Copy the line containing "Read this page and output its text content.", then all lines after it up to and including the final line of the material, exactly and without additions.

[start AVAILABLE RECORDS]

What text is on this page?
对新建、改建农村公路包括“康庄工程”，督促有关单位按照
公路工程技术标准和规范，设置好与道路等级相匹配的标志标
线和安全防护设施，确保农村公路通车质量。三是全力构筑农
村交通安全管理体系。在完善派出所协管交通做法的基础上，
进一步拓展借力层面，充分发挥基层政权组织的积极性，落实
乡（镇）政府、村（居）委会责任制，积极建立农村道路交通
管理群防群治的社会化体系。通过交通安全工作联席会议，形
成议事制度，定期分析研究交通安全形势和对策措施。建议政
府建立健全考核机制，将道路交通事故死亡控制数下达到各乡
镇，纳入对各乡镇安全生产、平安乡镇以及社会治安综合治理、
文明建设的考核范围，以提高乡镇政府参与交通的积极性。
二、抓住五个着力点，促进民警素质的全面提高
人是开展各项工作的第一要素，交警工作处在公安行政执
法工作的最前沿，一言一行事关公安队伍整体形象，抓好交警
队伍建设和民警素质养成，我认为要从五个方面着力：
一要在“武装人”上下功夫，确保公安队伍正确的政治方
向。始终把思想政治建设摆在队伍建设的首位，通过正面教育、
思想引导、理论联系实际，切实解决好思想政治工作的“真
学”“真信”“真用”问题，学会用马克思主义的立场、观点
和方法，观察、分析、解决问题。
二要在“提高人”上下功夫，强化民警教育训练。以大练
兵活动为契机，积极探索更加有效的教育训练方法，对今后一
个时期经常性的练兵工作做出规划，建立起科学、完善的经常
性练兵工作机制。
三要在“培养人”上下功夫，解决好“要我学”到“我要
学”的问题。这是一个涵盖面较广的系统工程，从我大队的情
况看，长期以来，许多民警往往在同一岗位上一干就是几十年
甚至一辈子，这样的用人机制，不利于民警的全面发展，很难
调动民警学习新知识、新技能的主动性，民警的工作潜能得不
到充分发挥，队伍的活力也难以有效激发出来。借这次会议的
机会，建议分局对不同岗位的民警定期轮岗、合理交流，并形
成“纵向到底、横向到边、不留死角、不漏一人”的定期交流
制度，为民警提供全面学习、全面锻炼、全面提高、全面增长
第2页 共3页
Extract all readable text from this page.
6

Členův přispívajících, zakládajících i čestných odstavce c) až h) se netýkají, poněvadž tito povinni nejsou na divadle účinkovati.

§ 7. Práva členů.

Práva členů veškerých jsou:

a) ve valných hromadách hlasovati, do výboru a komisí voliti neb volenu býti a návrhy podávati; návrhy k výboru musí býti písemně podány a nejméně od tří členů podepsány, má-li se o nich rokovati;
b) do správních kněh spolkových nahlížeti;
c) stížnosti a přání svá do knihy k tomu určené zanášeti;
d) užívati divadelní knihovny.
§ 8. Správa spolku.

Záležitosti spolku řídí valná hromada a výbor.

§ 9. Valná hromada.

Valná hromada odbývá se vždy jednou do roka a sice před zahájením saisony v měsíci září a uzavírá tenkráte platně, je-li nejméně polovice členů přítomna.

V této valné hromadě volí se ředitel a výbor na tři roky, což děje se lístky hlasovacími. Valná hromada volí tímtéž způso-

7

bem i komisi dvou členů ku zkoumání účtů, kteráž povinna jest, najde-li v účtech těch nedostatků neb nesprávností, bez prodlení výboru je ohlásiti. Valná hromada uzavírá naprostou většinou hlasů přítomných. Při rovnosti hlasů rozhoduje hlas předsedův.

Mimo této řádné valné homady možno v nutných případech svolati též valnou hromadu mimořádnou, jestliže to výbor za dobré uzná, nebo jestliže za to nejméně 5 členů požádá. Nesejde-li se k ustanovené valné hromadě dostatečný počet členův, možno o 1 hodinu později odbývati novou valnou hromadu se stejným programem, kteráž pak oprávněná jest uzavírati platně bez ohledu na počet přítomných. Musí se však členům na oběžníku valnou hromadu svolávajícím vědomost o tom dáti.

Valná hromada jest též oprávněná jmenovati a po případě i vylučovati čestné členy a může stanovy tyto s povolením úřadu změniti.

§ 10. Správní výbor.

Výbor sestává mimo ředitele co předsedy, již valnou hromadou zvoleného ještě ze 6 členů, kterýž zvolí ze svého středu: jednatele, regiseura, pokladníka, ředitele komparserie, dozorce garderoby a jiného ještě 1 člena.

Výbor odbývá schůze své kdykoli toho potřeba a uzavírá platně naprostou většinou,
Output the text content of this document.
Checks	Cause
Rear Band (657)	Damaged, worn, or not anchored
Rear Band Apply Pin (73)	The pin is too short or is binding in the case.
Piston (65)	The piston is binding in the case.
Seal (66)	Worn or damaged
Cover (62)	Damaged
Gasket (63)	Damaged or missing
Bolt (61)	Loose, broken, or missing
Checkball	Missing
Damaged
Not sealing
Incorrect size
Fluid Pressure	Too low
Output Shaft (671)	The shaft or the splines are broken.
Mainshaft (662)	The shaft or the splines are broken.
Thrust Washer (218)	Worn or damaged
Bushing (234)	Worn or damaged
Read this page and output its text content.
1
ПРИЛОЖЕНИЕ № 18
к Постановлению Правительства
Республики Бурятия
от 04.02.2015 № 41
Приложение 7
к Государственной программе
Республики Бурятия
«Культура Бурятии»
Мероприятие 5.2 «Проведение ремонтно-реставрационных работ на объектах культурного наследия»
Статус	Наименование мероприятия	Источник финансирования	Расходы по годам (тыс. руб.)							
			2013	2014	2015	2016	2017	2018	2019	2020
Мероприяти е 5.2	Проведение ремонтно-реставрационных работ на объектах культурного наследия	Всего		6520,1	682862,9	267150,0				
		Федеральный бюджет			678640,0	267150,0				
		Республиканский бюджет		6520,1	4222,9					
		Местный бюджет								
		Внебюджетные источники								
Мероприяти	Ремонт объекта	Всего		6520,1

[end AVAILABLE RECORDS]

→ **EXPECTED OUTPUT**:
Read this page and output its text content.
1
ПРИЛОЖЕНИЕ № 18
к Постановлению Правительства
Республики Бурятия
от 04.02.2015 № 41
Приложение 7
к Государственной программе
Республики Бурятия
«Культура Бурятии»
Мероприятие 5.2 «Проведение ремонтно-реставрационных работ на объектах культурного наследия»
Статус	Наименование мероприятия	Источник финансирования	Расходы по годам (тыс. руб.)							
			2013	2014	2015	2016	2017	2018	2019	2020
Мероприяти е 5.2	Проведение ремонтно-реставрационных работ на объектах культурного наследия	Всего		6520,1	682862,9	267150,0				
		Федеральный бюджет			678640,0	267150,0				
		Республиканский бюджет		6520,1	4222,9					
		Местный бюджет								
		Внебюджетные источники								
Мероприяти	Ремонт объекта	Всего		6520,1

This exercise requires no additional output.